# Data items
%%

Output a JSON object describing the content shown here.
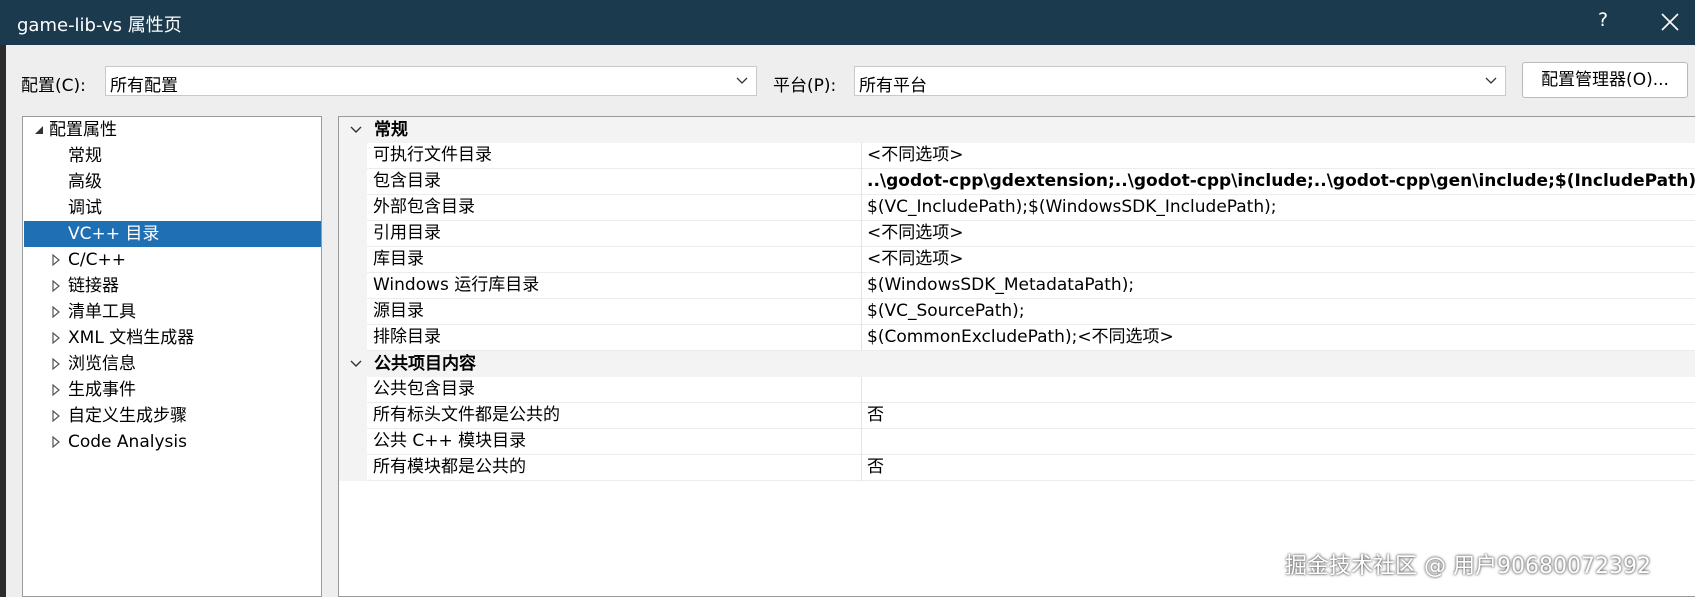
{
  "window": {
    "title": "game-lib-vs 属性页",
    "help_label": "?",
    "close_icon": "close-icon"
  },
  "config_row": {
    "config_label": "配置(C):",
    "config_value": "所有配置",
    "platform_label": "平台(P):",
    "platform_value": "所有平台",
    "manager_button": "配置管理器(O)..."
  },
  "tree": {
    "items": [
      {
        "label": "配置属性",
        "level": 0,
        "expander": "expanded"
      },
      {
        "label": "常规",
        "level": 1,
        "expander": "none"
      },
      {
        "label": "高级",
        "level": 1,
        "expander": "none"
      },
      {
        "label": "调试",
        "level": 1,
        "expander": "none"
      },
      {
        "label": "VC++ 目录",
        "level": 1,
        "expander": "none",
        "selected": true
      },
      {
        "label": "C/C++",
        "level": 1,
        "expander": "collapsed"
      },
      {
        "label": "链接器",
        "level": 1,
        "expander": "collapsed"
      },
      {
        "label": "清单工具",
        "level": 1,
        "expander": "collapsed"
      },
      {
        "label": "XML 文档生成器",
        "level": 1,
        "expander": "collapsed"
      },
      {
        "label": "浏览信息",
        "level": 1,
        "expander": "collapsed"
      },
      {
        "label": "生成事件",
        "level": 1,
        "expander": "collapsed"
      },
      {
        "label": "自定义生成步骤",
        "level": 1,
        "expander": "collapsed"
      },
      {
        "label": "Code Analysis",
        "level": 1,
        "expander": "collapsed"
      }
    ]
  },
  "grid": {
    "categories": [
      {
        "title": "常规",
        "rows": [
          {
            "name": "可执行文件目录",
            "value": "<不同选项>",
            "bold": false
          },
          {
            "name": "包含目录",
            "value": "..\\godot-cpp\\gdextension;..\\godot-cpp\\include;..\\godot-cpp\\gen\\include;$(IncludePath)",
            "bold": true
          },
          {
            "name": "外部包含目录",
            "value": "$(VC_IncludePath);$(WindowsSDK_IncludePath);",
            "bold": false
          },
          {
            "name": "引用目录",
            "value": "<不同选项>",
            "bold": false
          },
          {
            "name": "库目录",
            "value": "<不同选项>",
            "bold": false
          },
          {
            "name": "Windows 运行库目录",
            "value": "$(WindowsSDK_MetadataPath);",
            "bold": false
          },
          {
            "name": "源目录",
            "value": "$(VC_SourcePath);",
            "bold": false
          },
          {
            "name": "排除目录",
            "value": "$(CommonExcludePath);<不同选项>",
            "bold": false
          }
        ]
      },
      {
        "title": "公共项目内容",
        "rows": [
          {
            "name": "公共包含目录",
            "value": "",
            "bold": false
          },
          {
            "name": "所有标头文件都是公共的",
            "value": "否",
            "bold": false
          },
          {
            "name": "公共 C++ 模块目录",
            "value": "",
            "bold": false
          },
          {
            "name": "所有模块都是公共的",
            "value": "否",
            "bold": false
          }
        ]
      }
    ]
  },
  "watermark": "掘金技术社区 @ 用户90680072392",
  "colors": {
    "titlebar": "#1c3a4e",
    "selection": "#1f6fb5",
    "dialog_bg": "#eeeeee"
  }
}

%%

# Work instructions
Pick out every line with the string "name" and copy it.

# Task solution
            "name": "可执行文件目录",
            "name": "包含目录",
            "name": "外部包含目录",
            "name": "引用目录",
            "name": "库目录",
            "name": "Windows 运行库目录",
            "name": "源目录",
            "name": "排除目录",
            "name": "公共包含目录",
            "name": "所有标头文件都是公共的",
            "name": "公共 C++ 模块目录",
            "name": "所有模块都是公共的",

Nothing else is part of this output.